• What you will do
Restate the records in their entirety, word for word.

• Data section
----------

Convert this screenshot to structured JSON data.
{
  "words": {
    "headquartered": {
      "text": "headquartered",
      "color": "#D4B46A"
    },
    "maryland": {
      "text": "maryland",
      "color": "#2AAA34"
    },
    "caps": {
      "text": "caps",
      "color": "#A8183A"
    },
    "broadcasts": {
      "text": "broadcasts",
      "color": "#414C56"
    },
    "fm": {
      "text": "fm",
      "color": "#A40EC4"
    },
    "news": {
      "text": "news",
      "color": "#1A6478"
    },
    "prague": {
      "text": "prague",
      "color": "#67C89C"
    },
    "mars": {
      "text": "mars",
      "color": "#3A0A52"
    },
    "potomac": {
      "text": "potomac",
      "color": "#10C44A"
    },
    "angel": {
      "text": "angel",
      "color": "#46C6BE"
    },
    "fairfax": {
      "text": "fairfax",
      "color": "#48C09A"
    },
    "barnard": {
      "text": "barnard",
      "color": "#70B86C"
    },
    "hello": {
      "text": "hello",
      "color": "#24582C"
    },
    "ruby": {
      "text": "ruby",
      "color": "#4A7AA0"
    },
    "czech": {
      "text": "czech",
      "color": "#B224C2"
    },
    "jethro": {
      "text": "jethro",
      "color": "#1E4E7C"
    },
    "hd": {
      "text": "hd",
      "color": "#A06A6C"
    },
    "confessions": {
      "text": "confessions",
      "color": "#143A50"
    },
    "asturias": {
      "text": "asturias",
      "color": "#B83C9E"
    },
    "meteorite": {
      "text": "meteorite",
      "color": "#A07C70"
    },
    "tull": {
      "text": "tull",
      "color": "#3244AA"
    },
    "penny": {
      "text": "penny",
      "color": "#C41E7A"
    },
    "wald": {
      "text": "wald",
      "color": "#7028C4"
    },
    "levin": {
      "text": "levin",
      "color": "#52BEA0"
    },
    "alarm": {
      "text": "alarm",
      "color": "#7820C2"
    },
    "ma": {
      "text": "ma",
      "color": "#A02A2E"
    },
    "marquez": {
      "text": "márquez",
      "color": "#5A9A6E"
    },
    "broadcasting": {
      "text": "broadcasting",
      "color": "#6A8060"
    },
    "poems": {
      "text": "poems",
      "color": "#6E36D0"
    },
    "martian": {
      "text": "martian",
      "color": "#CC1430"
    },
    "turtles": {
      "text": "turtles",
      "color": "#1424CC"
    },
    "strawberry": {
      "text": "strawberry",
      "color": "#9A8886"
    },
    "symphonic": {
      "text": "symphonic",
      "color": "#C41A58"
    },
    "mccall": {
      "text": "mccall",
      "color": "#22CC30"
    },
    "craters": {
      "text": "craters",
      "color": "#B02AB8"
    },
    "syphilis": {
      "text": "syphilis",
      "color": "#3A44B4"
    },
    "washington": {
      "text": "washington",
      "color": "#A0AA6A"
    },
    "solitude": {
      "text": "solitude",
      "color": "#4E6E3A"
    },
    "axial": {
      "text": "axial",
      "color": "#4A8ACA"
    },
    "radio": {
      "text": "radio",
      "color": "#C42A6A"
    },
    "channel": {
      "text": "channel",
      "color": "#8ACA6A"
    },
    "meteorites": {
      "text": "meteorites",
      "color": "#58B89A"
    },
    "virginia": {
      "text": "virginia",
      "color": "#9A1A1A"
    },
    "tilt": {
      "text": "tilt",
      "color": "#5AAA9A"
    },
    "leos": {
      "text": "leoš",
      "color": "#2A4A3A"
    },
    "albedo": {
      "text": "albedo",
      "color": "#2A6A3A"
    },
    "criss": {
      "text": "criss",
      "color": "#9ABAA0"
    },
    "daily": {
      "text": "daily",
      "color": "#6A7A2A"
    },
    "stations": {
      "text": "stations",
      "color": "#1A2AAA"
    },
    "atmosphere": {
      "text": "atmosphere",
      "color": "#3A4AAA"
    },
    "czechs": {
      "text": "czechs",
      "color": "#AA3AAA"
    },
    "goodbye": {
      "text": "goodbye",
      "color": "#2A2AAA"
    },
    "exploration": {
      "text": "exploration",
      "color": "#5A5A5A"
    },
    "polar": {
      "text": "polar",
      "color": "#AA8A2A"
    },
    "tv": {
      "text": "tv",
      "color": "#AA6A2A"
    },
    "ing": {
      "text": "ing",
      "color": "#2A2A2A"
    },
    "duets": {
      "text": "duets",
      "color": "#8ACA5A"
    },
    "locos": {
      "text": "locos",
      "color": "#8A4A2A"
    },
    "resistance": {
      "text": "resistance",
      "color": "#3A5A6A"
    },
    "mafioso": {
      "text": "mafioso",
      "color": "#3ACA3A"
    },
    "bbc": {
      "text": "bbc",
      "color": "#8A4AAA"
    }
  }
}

----------

• Solution for this exercise
Convert this screenshot to structured JSON data.
{
  "words": {
    "headquartered": {
      "text": "headquartered",
      "color": "#D4B46A"
    },
    "maryland": {
      "text": "maryland",
      "color": "#2AAA34"
    },
    "caps": {
      "text": "caps",
      "color": "#A8183A"
    },
    "broadcasts": {
      "text": "broadcasts",
      "color": "#414C56"
    },
    "fm": {
      "text": "fm",
      "color": "#A40EC4"
    },
    "news": {
      "text": "news",
      "color": "#1A6478"
    },
    "prague": {
      "text": "prague",
      "color": "#67C89C"
    },
    "mars": {
      "text": "mars",
      "color": "#3A0A52"
    },
    "potomac": {
      "text": "potomac",
      "color": "#10C44A"
    },
    "angel": {
      "text": "angel",
      "color": "#46C6BE"
    },
    "fairfax": {
      "text": "fairfax",
      "color": "#48C09A"
    },
    "barnard": {
      "text": "barnard",
      "color": "#70B86C"
    },
    "hello": {
      "text": "hello",
      "color": "#24582C"
    },
    "ruby": {
      "text": "ruby",
      "color": "#4A7AA0"
    },
    "czech": {
      "text": "czech",
      "color": "#B224C2"
    },
    "jethro": {
      "text": "jethro",
      "color": "#1E4E7C"
    },
    "hd": {
      "text": "hd",
      "color": "#A06A6C"
    },
    "confessions": {
      "text": "confessions",
      "color": "#143A50"
    },
    "asturias": {
      "text": "asturias",
      "color": "#B83C9E"
    },
    "meteorite": {
      "text": "meteorite",
      "color": "#A07C70"
    },
    "tull": {
      "text": "tull",
      "color": "#3244AA"
    },
    "penny": {
      "text": "penny",
      "color": "#C41E7A"
    },
    "wald": {
      "text": "wald",
      "color": "#7028C4"
    },
    "levin": {
      "text": "levin",
      "color": "#52BEA0"
    },
    "alarm": {
      "text": "alarm",
      "color": "#7820C2"
    },
    "ma": {
      "text": "ma",
      "color": "#A02A2E"
    },
    "marquez": {
      "text": "márquez",
      "color": "#5A9A6E"
    },
    "broadcasting": {
      "text": "broadcasting",
      "color": "#6A8060"
    },
    "poems": {
      "text": "poems",
      "color": "#6E36D0"
    },
    "martian": {
      "text": "martian",
      "color": "#CC1430"
    },
    "turtles": {
      "text": "turtles",
      "color": "#1424CC"
    },
    "strawberry": {
      "text": "strawberry",
      "color": "#9A8886"
    },
    "symphonic": {
      "text": "symphonic",
      "color": "#C41A58"
    },
    "mccall": {
      "text": "mccall",
      "color": "#22CC30"
    },
    "craters": {
      "text": "craters",
      "color": "#B02AB8"
    },
    "syphilis": {
      "text": "syphilis",
      "color": "#3A44B4"
    },
    "washington": {
      "text": "washington",
      "color": "#A0AA6A"
    },
    "solitude": {
      "text": "solitude",
      "color": "#4E6E3A"
    },
    "axial": {
      "text": "axial",
      "color": "#4A8ACA"
    },
    "radio": {
      "text": "radio",
      "color": "#C42A6A"
    },
    "channel": {
      "text": "channel",
      "color": "#8ACA6A"
    },
    "meteorites": {
      "text": "meteorites",
      "color": "#58B89A"
    },
    "virginia": {
      "text": "virginia",
      "color": "#9A1A1A"
    },
    "tilt": {
      "text": "tilt",
      "color": "#5AAA9A"
    },
    "leos": {
      "text": "leoš",
      "color": "#2A4A3A"
    },
    "albedo": {
      "text": "albedo",
      "color": "#2A6A3A"
    },
    "criss": {
      "text": "criss",
      "color": "#9ABAA0"
    },
    "daily": {
      "text": "daily",
      "color": "#6A7A2A"
    },
    "stations": {
      "text": "stations",
      "color": "#1A2AAA"
    },
    "atmosphere": {
      "text": "atmosphere",
      "color": "#3A4AAA"
    },
    "czechs": {
      "text": "czechs",
      "color": "#AA3AAA"
    },
    "goodbye": {
      "text": "goodbye",
      "color": "#2A2AAA"
    },
    "exploration": {
      "text": "exploration",
      "color": "#5A5A5A"
    },
    "polar": {
      "text": "polar",
      "color": "#AA8A2A"
    },
    "tv": {
      "text": "tv",
      "color": "#AA6A2A"
    },
    "ing": {
      "text": "ing",
      "color": "#2A2A2A"
    },
    "duets": {
      "text": "duets",
      "color": "#8ACA5A"
    },
    "locos": {
      "text": "locos",
      "color": "#8A4A2A"
    },
    "resistance": {
      "text": "resistance",
      "color": "#3A5A6A"
    },
    "mafioso": {
      "text": "mafioso",
      "color": "#3ACA3A"
    },
    "bbc": {
      "text": "bbc",
      "color": "#8A4AAA"
    }
  }
}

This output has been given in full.